Stored data
.....
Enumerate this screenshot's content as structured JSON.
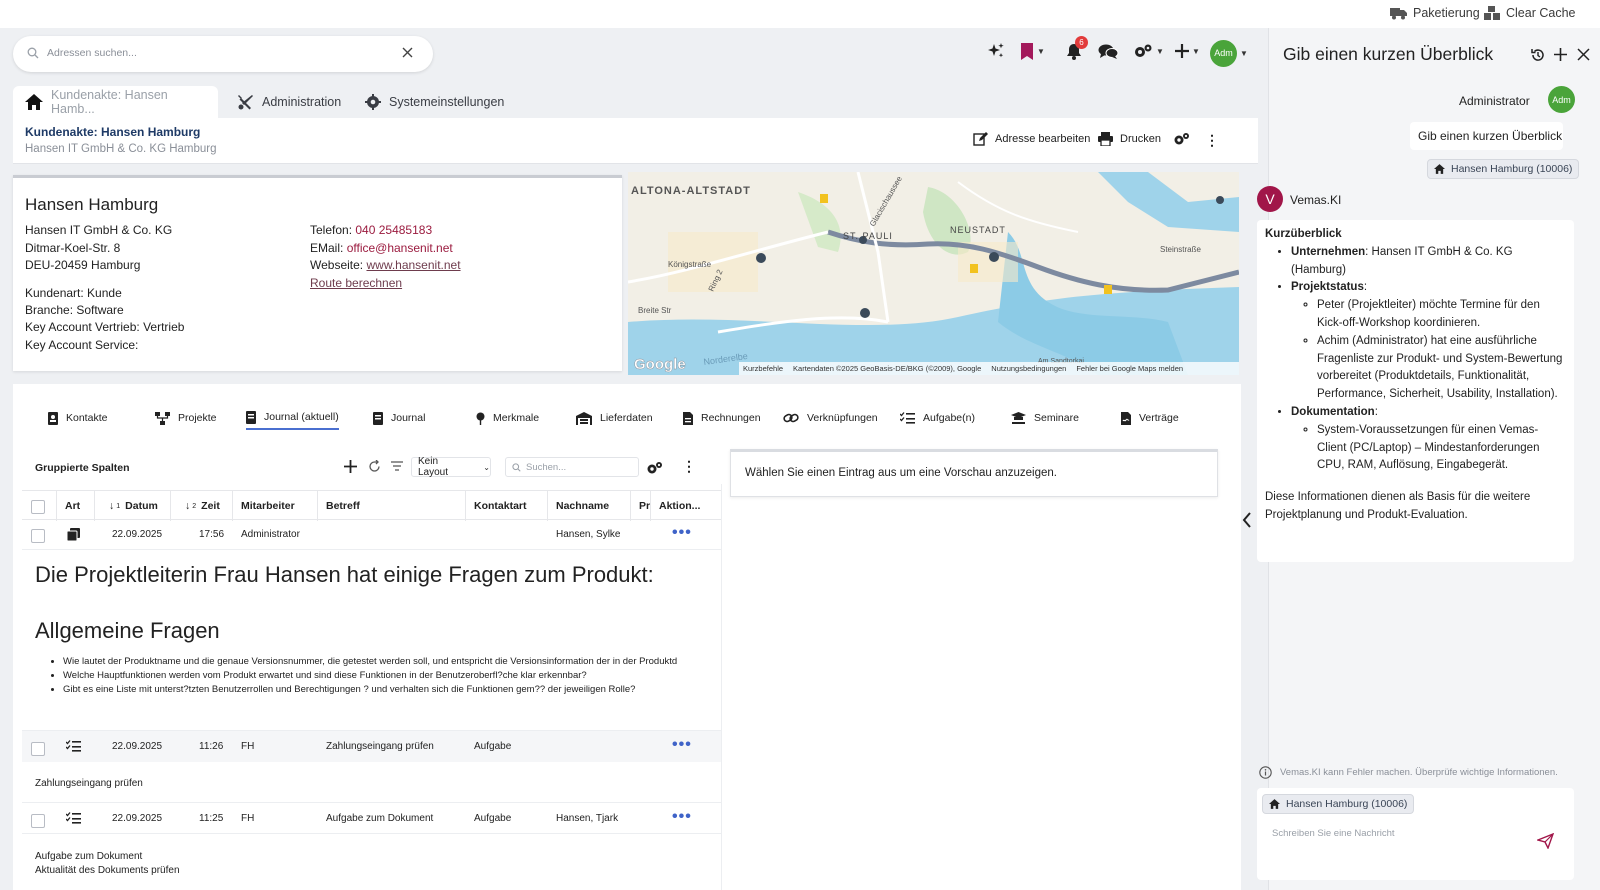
{
  "system_bar": {
    "packaging_label": "Paketierung",
    "clear_cache_label": "Clear Cache"
  },
  "search": {
    "placeholder": "Adressen suchen..."
  },
  "top_icons": {
    "notification_count": "6",
    "avatar_initials": "Adm"
  },
  "tabs": [
    {
      "label": "Kundenakte: Hansen Hamb..."
    },
    {
      "label": "Administration"
    },
    {
      "label": "Systemeinstellungen"
    }
  ],
  "record": {
    "title": "Kundenakte: Hansen Hamburg",
    "subtitle": "Hansen IT GmbH & Co. KG Hamburg",
    "edit_label": "Adresse bearbeiten",
    "print_label": "Drucken"
  },
  "address": {
    "name": "Hansen Hamburg",
    "company": "Hansen IT GmbH & Co. KG",
    "street": "Ditmar-Koel-Str. 8",
    "city": "DEU-20459 Hamburg",
    "customer_type": "Kundenart: Kunde",
    "industry": "Branche: Software",
    "key_account_sales": "Key Account Vertrieb: Vertrieb",
    "key_account_service": "Key Account Service:",
    "phone_label": "Telefon:",
    "phone": "040 25485183",
    "email_label": "EMail:",
    "email": "office@hansenit.net",
    "website_label": "Webseite:",
    "website": "www.hansenit.net",
    "route_label": "Route berechnen"
  },
  "map": {
    "districts": [
      "ALTONA-ALTSTADT",
      "NEUSTADT",
      "ST. PAULI"
    ],
    "streets": [
      "Königstraße",
      "Breite Str",
      "Ring 2",
      "Steinstraße",
      "Glacischaussee",
      "Norderelbe",
      "Am Sandtorkai"
    ],
    "google_logo": "Google",
    "attribution": [
      "Kurzbefehle",
      "Kartendaten ©2025 GeoBasis-DE/BKG (©2009), Google",
      "Nutzungsbedingungen",
      "Fehler bei Google Maps melden"
    ]
  },
  "subtabs": [
    {
      "label": "Kontakte"
    },
    {
      "label": "Projekte"
    },
    {
      "label": "Journal (aktuell)"
    },
    {
      "label": "Journal"
    },
    {
      "label": "Merkmale"
    },
    {
      "label": "Lieferdaten"
    },
    {
      "label": "Rechnungen"
    },
    {
      "label": "Verknüpfungen"
    },
    {
      "label": "Aufgabe(n)"
    },
    {
      "label": "Seminare"
    },
    {
      "label": "Verträge"
    }
  ],
  "grid": {
    "group_label": "Gruppierte Spalten",
    "layout_select": "Kein Layout",
    "search_placeholder": "Suchen...",
    "columns": [
      "Art",
      "Datum",
      "Zeit",
      "Mitarbeiter",
      "Betreff",
      "Kontaktart",
      "Nachname",
      "Pr",
      "Aktion..."
    ],
    "sort_datum": "1",
    "sort_zeit": "2",
    "rows": [
      {
        "datum": "22.09.2025",
        "zeit": "17:56",
        "mitarbeiter": "Administrator",
        "betreff": "",
        "kontaktart": "",
        "nachname": "Hansen, Sylke"
      },
      {
        "datum": "22.09.2025",
        "zeit": "11:26",
        "mitarbeiter": "FH",
        "betreff": "Zahlungseingang prüfen",
        "kontaktart": "Aufgabe",
        "nachname": ""
      },
      {
        "datum": "22.09.2025",
        "zeit": "11:25",
        "mitarbeiter": "FH",
        "betreff": "Aufgabe zum Dokument",
        "kontaktart": "Aufgabe",
        "nachname": "Hansen, Tjark"
      }
    ],
    "detail1": {
      "heading1": "Die Projektleiterin Frau Hansen hat einige Fragen zum Produkt:",
      "heading2": "Allgemeine Fragen",
      "bullets": [
        "Wie lautet der Produktname und die genaue Versionsnummer, die getestet werden soll, und entspricht die Versionsinformation der in der Produktd",
        "Welche Hauptfunktionen werden vom Produkt erwartet und sind diese Funktionen in der Benutzeroberfl?che klar erkennbar?",
        "Gibt es eine Liste mit unterst?tzten Benutzerrollen und Berechtigungen ? und verhalten sich die Funktionen gem?? der jeweiligen Rolle?"
      ]
    },
    "detail2": "Zahlungseingang prüfen",
    "detail3_line1": "Aufgabe zum Dokument",
    "detail3_line2": "Aktualität des Dokuments prüfen"
  },
  "preview": {
    "text": "Wählen Sie einen Eintrag aus um eine Vorschau anzuzeigen."
  },
  "ai": {
    "title": "Gib einen kurzen Überblick",
    "user_name": "Administrator",
    "user_initials": "Adm",
    "user_message": "Gib einen kurzen Überblick",
    "context_chip": "Hansen Hamburg (10006)",
    "assistant_initial": "V",
    "assistant_name": "Vemas.KI",
    "answer": {
      "heading": "Kurzüberblick",
      "company_label": "Unternehmen",
      "company_text": ": Hansen IT GmbH & Co. KG (Hamburg)",
      "status_label": "Projektstatus",
      "status_colon": ":",
      "status_items": [
        "Peter (Projektleiter) möchte Termine für den Kick-off-Workshop koordinieren.",
        "Achim (Administrator) hat eine ausführliche Fragenliste zur Produkt- und System-Bewertung vorbereitet (Produktdetails, Funktionalität, Performance, Sicherheit, Usability, Installation)."
      ],
      "doc_label": "Dokumentation",
      "doc_colon": ":",
      "doc_items": [
        "System-Voraussetzungen für einen Vemas-Client (PC/Laptop) – Mindestanforderungen CPU, RAM, Auflösung, Eingabegerät."
      ],
      "footer": "Diese Informationen dienen als Basis für die weitere Projektplanung und Produkt-Evaluation."
    },
    "disclaimer": "Vemas.KI kann Fehler machen. Überprüfe wichtige Informationen.",
    "input_chip": "Hansen Hamburg (10006)",
    "input_placeholder": "Schreiben Sie eine Nachricht"
  }
}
.....
● Exercise aim: Write the listing above out again exactly, dropping each image.

● Task output:
Enumerate this screenshot's content as structured JSON.
{
  "system_bar": {
    "packaging_label": "Paketierung",
    "clear_cache_label": "Clear Cache"
  },
  "search": {
    "placeholder": "Adressen suchen..."
  },
  "top_icons": {
    "notification_count": "6",
    "avatar_initials": "Adm"
  },
  "tabs": [
    {
      "label": "Kundenakte: Hansen Hamb..."
    },
    {
      "label": "Administration"
    },
    {
      "label": "Systemeinstellungen"
    }
  ],
  "record": {
    "title": "Kundenakte: Hansen Hamburg",
    "subtitle": "Hansen IT GmbH & Co. KG Hamburg",
    "edit_label": "Adresse bearbeiten",
    "print_label": "Drucken"
  },
  "address": {
    "name": "Hansen Hamburg",
    "company": "Hansen IT GmbH & Co. KG",
    "street": "Ditmar-Koel-Str. 8",
    "city": "DEU-20459 Hamburg",
    "customer_type": "Kundenart: Kunde",
    "industry": "Branche: Software",
    "key_account_sales": "Key Account Vertrieb: Vertrieb",
    "key_account_service": "Key Account Service:",
    "phone_label": "Telefon:",
    "phone": "040 25485183",
    "email_label": "EMail:",
    "email": "office@hansenit.net",
    "website_label": "Webseite:",
    "website": "www.hansenit.net",
    "route_label": "Route berechnen"
  },
  "map": {
    "districts": [
      "ALTONA-ALTSTADT",
      "NEUSTADT",
      "ST. PAULI"
    ],
    "streets": [
      "Königstraße",
      "Breite Str",
      "Ring 2",
      "Steinstraße",
      "Glacischaussee",
      "Norderelbe",
      "Am Sandtorkai"
    ],
    "google_logo": "Google",
    "attribution": [
      "Kurzbefehle",
      "Kartendaten ©2025 GeoBasis-DE/BKG (©2009), Google",
      "Nutzungsbedingungen",
      "Fehler bei Google Maps melden"
    ]
  },
  "subtabs": [
    {
      "label": "Kontakte"
    },
    {
      "label": "Projekte"
    },
    {
      "label": "Journal (aktuell)"
    },
    {
      "label": "Journal"
    },
    {
      "label": "Merkmale"
    },
    {
      "label": "Lieferdaten"
    },
    {
      "label": "Rechnungen"
    },
    {
      "label": "Verknüpfungen"
    },
    {
      "label": "Aufgabe(n)"
    },
    {
      "label": "Seminare"
    },
    {
      "label": "Verträge"
    }
  ],
  "grid": {
    "group_label": "Gruppierte Spalten",
    "layout_select": "Kein Layout",
    "search_placeholder": "Suchen...",
    "columns": [
      "Art",
      "Datum",
      "Zeit",
      "Mitarbeiter",
      "Betreff",
      "Kontaktart",
      "Nachname",
      "Pr",
      "Aktion..."
    ],
    "sort_datum": "1",
    "sort_zeit": "2",
    "rows": [
      {
        "datum": "22.09.2025",
        "zeit": "17:56",
        "mitarbeiter": "Administrator",
        "betreff": "",
        "kontaktart": "",
        "nachname": "Hansen, Sylke"
      },
      {
        "datum": "22.09.2025",
        "zeit": "11:26",
        "mitarbeiter": "FH",
        "betreff": "Zahlungseingang prüfen",
        "kontaktart": "Aufgabe",
        "nachname": ""
      },
      {
        "datum": "22.09.2025",
        "zeit": "11:25",
        "mitarbeiter": "FH",
        "betreff": "Aufgabe zum Dokument",
        "kontaktart": "Aufgabe",
        "nachname": "Hansen, Tjark"
      }
    ],
    "detail1": {
      "heading1": "Die Projektleiterin Frau Hansen hat einige Fragen zum Produkt:",
      "heading2": "Allgemeine Fragen",
      "bullets": [
        "Wie lautet der Produktname und die genaue Versionsnummer, die getestet werden soll, und entspricht die Versionsinformation der in der Produktd",
        "Welche Hauptfunktionen werden vom Produkt erwartet und sind diese Funktionen in der Benutzeroberfl?che klar erkennbar?",
        "Gibt es eine Liste mit unterst?tzten Benutzerrollen und Berechtigungen ? und verhalten sich die Funktionen gem?? der jeweiligen Rolle?"
      ]
    },
    "detail2": "Zahlungseingang prüfen",
    "detail3_line1": "Aufgabe zum Dokument",
    "detail3_line2": "Aktualität des Dokuments prüfen"
  },
  "preview": {
    "text": "Wählen Sie einen Eintrag aus um eine Vorschau anzuzeigen."
  },
  "ai": {
    "title": "Gib einen kurzen Überblick",
    "user_name": "Administrator",
    "user_initials": "Adm",
    "user_message": "Gib einen kurzen Überblick",
    "context_chip": "Hansen Hamburg (10006)",
    "assistant_initial": "V",
    "assistant_name": "Vemas.KI",
    "answer": {
      "heading": "Kurzüberblick",
      "company_label": "Unternehmen",
      "company_text": ": Hansen IT GmbH & Co. KG (Hamburg)",
      "status_label": "Projektstatus",
      "status_colon": ":",
      "status_items": [
        "Peter (Projektleiter) möchte Termine für den Kick-off-Workshop koordinieren.",
        "Achim (Administrator) hat eine ausführliche Fragenliste zur Produkt- und System-Bewertung vorbereitet (Produktdetails, Funktionalität, Performance, Sicherheit, Usability, Installation)."
      ],
      "doc_label": "Dokumentation",
      "doc_colon": ":",
      "doc_items": [
        "System-Voraussetzungen für einen Vemas-Client (PC/Laptop) – Mindestanforderungen CPU, RAM, Auflösung, Eingabegerät."
      ],
      "footer": "Diese Informationen dienen als Basis für die weitere Projektplanung und Produkt-Evaluation."
    },
    "disclaimer": "Vemas.KI kann Fehler machen. Überprüfe wichtige Informationen.",
    "input_chip": "Hansen Hamburg (10006)",
    "input_placeholder": "Schreiben Sie eine Nachricht"
  }
}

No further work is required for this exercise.